= What you should do =
Copy all of the records below word for word, leaving out the pictures.

[Dataset entries]

★ ★ ★ ★ ★ ★ ★

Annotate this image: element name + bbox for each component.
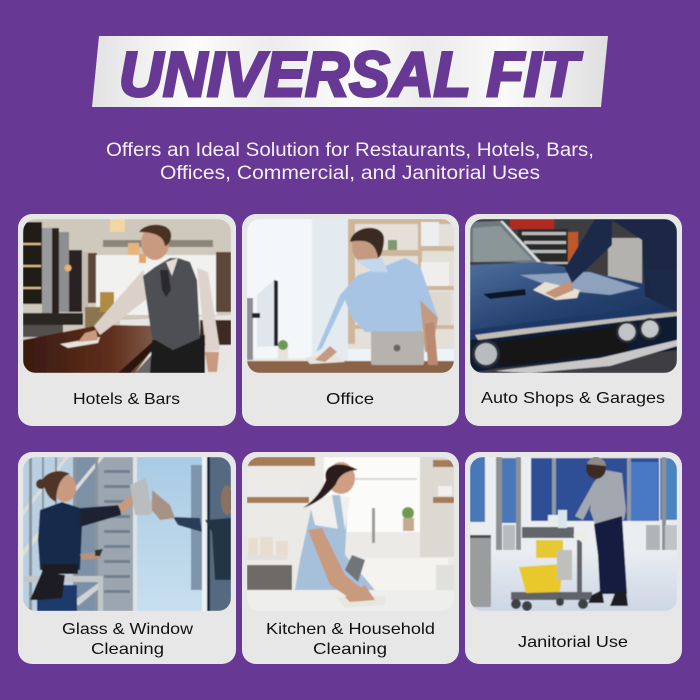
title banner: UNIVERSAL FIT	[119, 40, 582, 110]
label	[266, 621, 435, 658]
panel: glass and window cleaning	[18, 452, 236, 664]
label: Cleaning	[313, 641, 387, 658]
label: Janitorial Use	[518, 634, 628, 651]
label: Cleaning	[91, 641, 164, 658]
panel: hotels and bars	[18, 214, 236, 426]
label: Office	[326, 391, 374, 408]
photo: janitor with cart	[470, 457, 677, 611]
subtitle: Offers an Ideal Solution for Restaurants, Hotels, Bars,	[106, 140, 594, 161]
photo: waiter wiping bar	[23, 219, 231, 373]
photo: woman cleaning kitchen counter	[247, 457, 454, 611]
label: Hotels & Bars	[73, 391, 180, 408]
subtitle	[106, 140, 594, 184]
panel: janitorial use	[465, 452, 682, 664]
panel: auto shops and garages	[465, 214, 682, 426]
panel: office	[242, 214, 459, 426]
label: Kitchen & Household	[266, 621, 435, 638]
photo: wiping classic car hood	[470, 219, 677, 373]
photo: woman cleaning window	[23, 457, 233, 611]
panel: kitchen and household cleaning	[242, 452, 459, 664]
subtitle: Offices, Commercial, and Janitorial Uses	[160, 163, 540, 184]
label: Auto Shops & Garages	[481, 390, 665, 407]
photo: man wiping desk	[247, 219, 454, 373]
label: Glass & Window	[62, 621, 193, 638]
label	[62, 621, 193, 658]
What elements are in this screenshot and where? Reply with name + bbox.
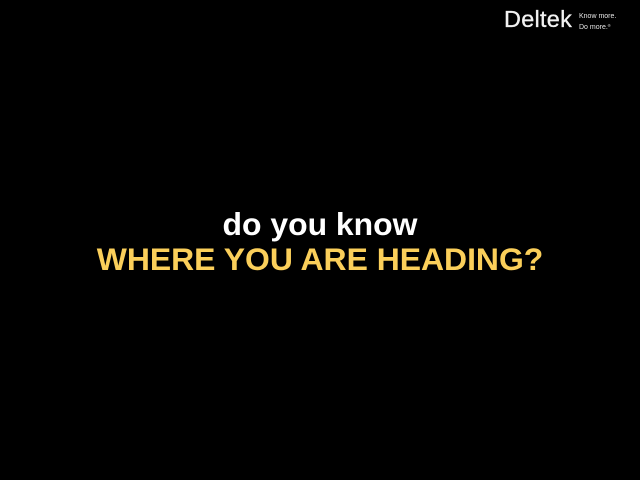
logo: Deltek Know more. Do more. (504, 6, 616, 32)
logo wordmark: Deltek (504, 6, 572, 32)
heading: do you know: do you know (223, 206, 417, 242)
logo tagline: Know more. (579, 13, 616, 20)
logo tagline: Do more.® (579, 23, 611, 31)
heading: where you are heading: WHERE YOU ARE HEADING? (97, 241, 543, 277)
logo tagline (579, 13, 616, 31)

★ ★ ★ ★ ★ ★ ★

= Exercise answer =
Annotate this image: element name + bbox for each component.
title banner: UNIVERSAL FIT	[119, 40, 582, 110]
label	[266, 621, 435, 658]
panel: glass and window cleaning	[18, 452, 236, 664]
label: Cleaning	[313, 641, 387, 658]
label: Janitorial Use	[518, 634, 628, 651]
label: Cleaning	[91, 641, 164, 658]
panel: hotels and bars	[18, 214, 236, 426]
label: Office	[326, 391, 374, 408]
photo: janitor with cart	[470, 457, 677, 611]
subtitle: Offers an Ideal Solution for Restaurants, Hotels, Bars,	[106, 140, 594, 161]
photo: waiter wiping bar	[23, 219, 231, 373]
photo: woman cleaning kitchen counter	[247, 457, 454, 611]
label: Hotels & Bars	[73, 391, 180, 408]
subtitle	[106, 140, 594, 184]
panel: janitorial use	[465, 452, 682, 664]
panel: auto shops and garages	[465, 214, 682, 426]
panel: office	[242, 214, 459, 426]
label: Kitchen & Household	[266, 621, 435, 638]
photo: wiping classic car hood	[470, 219, 677, 373]
photo: woman cleaning window	[23, 457, 233, 611]
panel: kitchen and household cleaning	[242, 452, 459, 664]
subtitle: Offices, Commercial, and Janitorial Uses	[160, 163, 540, 184]
label: Auto Shops & Garages	[481, 390, 665, 407]
photo: man wiping desk	[247, 219, 454, 373]
label: Glass & Window	[62, 621, 193, 638]
label	[62, 621, 193, 658]
What elements are in this screenshot and where? Reply with name + bbox.
logo: Deltek Know more. Do more. (504, 6, 616, 32)
logo wordmark: Deltek (504, 6, 572, 32)
heading: do you know: do you know (223, 206, 417, 242)
logo tagline: Know more. (579, 13, 616, 20)
logo tagline: Do more.® (579, 23, 611, 31)
heading: where you are heading: WHERE YOU ARE HEADING? (97, 241, 543, 277)
logo tagline (579, 13, 616, 31)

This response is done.